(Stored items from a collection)
---
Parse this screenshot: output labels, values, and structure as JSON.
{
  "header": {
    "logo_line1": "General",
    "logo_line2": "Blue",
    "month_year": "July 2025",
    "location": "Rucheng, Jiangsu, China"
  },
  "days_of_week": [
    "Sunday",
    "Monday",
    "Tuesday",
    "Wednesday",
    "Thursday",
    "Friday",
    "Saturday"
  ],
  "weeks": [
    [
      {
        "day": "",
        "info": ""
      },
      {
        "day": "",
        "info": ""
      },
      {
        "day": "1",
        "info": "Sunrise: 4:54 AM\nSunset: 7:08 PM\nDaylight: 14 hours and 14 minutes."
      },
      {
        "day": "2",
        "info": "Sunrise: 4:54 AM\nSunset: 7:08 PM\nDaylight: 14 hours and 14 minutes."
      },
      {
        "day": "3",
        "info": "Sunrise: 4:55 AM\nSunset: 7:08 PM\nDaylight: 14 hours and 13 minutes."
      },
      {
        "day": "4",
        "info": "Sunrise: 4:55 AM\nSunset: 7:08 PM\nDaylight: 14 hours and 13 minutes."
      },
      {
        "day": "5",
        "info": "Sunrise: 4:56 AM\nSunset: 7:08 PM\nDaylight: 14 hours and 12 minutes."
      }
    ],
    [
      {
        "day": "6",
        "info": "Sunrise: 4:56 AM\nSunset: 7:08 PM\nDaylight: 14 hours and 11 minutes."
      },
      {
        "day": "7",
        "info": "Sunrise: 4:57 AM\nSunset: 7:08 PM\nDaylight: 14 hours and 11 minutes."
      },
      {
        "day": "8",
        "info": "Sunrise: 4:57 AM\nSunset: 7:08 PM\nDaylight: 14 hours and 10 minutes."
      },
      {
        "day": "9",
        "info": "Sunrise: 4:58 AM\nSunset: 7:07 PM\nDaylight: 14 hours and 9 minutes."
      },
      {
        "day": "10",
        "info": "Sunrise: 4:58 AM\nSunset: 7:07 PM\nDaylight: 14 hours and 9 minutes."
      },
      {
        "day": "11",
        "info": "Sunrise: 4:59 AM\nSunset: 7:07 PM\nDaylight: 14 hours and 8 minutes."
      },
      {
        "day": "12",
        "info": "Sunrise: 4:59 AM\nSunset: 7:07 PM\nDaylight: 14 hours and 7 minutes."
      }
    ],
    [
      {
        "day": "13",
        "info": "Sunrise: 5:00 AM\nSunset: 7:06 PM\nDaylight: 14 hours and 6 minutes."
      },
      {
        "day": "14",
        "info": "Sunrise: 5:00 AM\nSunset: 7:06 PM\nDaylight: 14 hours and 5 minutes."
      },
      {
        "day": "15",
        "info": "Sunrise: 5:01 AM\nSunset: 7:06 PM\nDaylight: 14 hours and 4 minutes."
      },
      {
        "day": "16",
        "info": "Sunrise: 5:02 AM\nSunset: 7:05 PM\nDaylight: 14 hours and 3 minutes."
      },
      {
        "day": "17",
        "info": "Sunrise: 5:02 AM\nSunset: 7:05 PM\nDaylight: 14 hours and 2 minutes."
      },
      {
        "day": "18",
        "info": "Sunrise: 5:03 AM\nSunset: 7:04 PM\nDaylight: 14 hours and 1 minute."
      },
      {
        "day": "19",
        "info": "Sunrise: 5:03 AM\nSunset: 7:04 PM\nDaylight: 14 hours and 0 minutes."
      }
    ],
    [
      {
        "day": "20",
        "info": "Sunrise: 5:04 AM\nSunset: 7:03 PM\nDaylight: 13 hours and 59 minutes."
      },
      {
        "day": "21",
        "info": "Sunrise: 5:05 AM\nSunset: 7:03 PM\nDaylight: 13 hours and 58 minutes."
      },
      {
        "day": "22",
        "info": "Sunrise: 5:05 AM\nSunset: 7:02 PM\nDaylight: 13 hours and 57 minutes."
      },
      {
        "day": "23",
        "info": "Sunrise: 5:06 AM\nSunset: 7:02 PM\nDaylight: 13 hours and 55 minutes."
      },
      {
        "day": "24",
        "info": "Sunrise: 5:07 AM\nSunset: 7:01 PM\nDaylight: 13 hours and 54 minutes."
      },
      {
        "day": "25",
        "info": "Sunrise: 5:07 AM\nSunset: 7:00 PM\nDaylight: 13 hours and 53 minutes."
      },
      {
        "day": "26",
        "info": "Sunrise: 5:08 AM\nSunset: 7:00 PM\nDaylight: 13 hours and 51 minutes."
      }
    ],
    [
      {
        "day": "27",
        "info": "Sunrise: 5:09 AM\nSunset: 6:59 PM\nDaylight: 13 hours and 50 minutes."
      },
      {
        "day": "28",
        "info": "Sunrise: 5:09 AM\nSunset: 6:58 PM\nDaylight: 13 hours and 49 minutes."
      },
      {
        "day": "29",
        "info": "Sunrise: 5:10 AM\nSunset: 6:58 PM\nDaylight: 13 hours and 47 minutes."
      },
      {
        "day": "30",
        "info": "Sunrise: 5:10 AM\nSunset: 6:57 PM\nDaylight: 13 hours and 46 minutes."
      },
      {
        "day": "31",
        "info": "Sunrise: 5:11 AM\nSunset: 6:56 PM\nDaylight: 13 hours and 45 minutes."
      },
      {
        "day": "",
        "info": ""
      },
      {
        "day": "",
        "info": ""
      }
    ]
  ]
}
---
> _What you are asked to do_: Transcribe all of the lines in the records precisely.

> _Exercise result_:
Parse this screenshot: output labels, values, and structure as JSON.
{
  "header": {
    "logo_line1": "General",
    "logo_line2": "Blue",
    "month_year": "July 2025",
    "location": "Rucheng, Jiangsu, China"
  },
  "days_of_week": [
    "Sunday",
    "Monday",
    "Tuesday",
    "Wednesday",
    "Thursday",
    "Friday",
    "Saturday"
  ],
  "weeks": [
    [
      {
        "day": "",
        "info": ""
      },
      {
        "day": "",
        "info": ""
      },
      {
        "day": "1",
        "info": "Sunrise: 4:54 AM\nSunset: 7:08 PM\nDaylight: 14 hours and 14 minutes."
      },
      {
        "day": "2",
        "info": "Sunrise: 4:54 AM\nSunset: 7:08 PM\nDaylight: 14 hours and 14 minutes."
      },
      {
        "day": "3",
        "info": "Sunrise: 4:55 AM\nSunset: 7:08 PM\nDaylight: 14 hours and 13 minutes."
      },
      {
        "day": "4",
        "info": "Sunrise: 4:55 AM\nSunset: 7:08 PM\nDaylight: 14 hours and 13 minutes."
      },
      {
        "day": "5",
        "info": "Sunrise: 4:56 AM\nSunset: 7:08 PM\nDaylight: 14 hours and 12 minutes."
      }
    ],
    [
      {
        "day": "6",
        "info": "Sunrise: 4:56 AM\nSunset: 7:08 PM\nDaylight: 14 hours and 11 minutes."
      },
      {
        "day": "7",
        "info": "Sunrise: 4:57 AM\nSunset: 7:08 PM\nDaylight: 14 hours and 11 minutes."
      },
      {
        "day": "8",
        "info": "Sunrise: 4:57 AM\nSunset: 7:08 PM\nDaylight: 14 hours and 10 minutes."
      },
      {
        "day": "9",
        "info": "Sunrise: 4:58 AM\nSunset: 7:07 PM\nDaylight: 14 hours and 9 minutes."
      },
      {
        "day": "10",
        "info": "Sunrise: 4:58 AM\nSunset: 7:07 PM\nDaylight: 14 hours and 9 minutes."
      },
      {
        "day": "11",
        "info": "Sunrise: 4:59 AM\nSunset: 7:07 PM\nDaylight: 14 hours and 8 minutes."
      },
      {
        "day": "12",
        "info": "Sunrise: 4:59 AM\nSunset: 7:07 PM\nDaylight: 14 hours and 7 minutes."
      }
    ],
    [
      {
        "day": "13",
        "info": "Sunrise: 5:00 AM\nSunset: 7:06 PM\nDaylight: 14 hours and 6 minutes."
      },
      {
        "day": "14",
        "info": "Sunrise: 5:00 AM\nSunset: 7:06 PM\nDaylight: 14 hours and 5 minutes."
      },
      {
        "day": "15",
        "info": "Sunrise: 5:01 AM\nSunset: 7:06 PM\nDaylight: 14 hours and 4 minutes."
      },
      {
        "day": "16",
        "info": "Sunrise: 5:02 AM\nSunset: 7:05 PM\nDaylight: 14 hours and 3 minutes."
      },
      {
        "day": "17",
        "info": "Sunrise: 5:02 AM\nSunset: 7:05 PM\nDaylight: 14 hours and 2 minutes."
      },
      {
        "day": "18",
        "info": "Sunrise: 5:03 AM\nSunset: 7:04 PM\nDaylight: 14 hours and 1 minute."
      },
      {
        "day": "19",
        "info": "Sunrise: 5:03 AM\nSunset: 7:04 PM\nDaylight: 14 hours and 0 minutes."
      }
    ],
    [
      {
        "day": "20",
        "info": "Sunrise: 5:04 AM\nSunset: 7:03 PM\nDaylight: 13 hours and 59 minutes."
      },
      {
        "day": "21",
        "info": "Sunrise: 5:05 AM\nSunset: 7:03 PM\nDaylight: 13 hours and 58 minutes."
      },
      {
        "day": "22",
        "info": "Sunrise: 5:05 AM\nSunset: 7:02 PM\nDaylight: 13 hours and 57 minutes."
      },
      {
        "day": "23",
        "info": "Sunrise: 5:06 AM\nSunset: 7:02 PM\nDaylight: 13 hours and 55 minutes."
      },
      {
        "day": "24",
        "info": "Sunrise: 5:07 AM\nSunset: 7:01 PM\nDaylight: 13 hours and 54 minutes."
      },
      {
        "day": "25",
        "info": "Sunrise: 5:07 AM\nSunset: 7:00 PM\nDaylight: 13 hours and 53 minutes."
      },
      {
        "day": "26",
        "info": "Sunrise: 5:08 AM\nSunset: 7:00 PM\nDaylight: 13 hours and 51 minutes."
      }
    ],
    [
      {
        "day": "27",
        "info": "Sunrise: 5:09 AM\nSunset: 6:59 PM\nDaylight: 13 hours and 50 minutes."
      },
      {
        "day": "28",
        "info": "Sunrise: 5:09 AM\nSunset: 6:58 PM\nDaylight: 13 hours and 49 minutes."
      },
      {
        "day": "29",
        "info": "Sunrise: 5:10 AM\nSunset: 6:58 PM\nDaylight: 13 hours and 47 minutes."
      },
      {
        "day": "30",
        "info": "Sunrise: 5:10 AM\nSunset: 6:57 PM\nDaylight: 13 hours and 46 minutes."
      },
      {
        "day": "31",
        "info": "Sunrise: 5:11 AM\nSunset: 6:56 PM\nDaylight: 13 hours and 45 minutes."
      },
      {
        "day": "",
        "info": ""
      },
      {
        "day": "",
        "info": ""
      }
    ]
  ]
}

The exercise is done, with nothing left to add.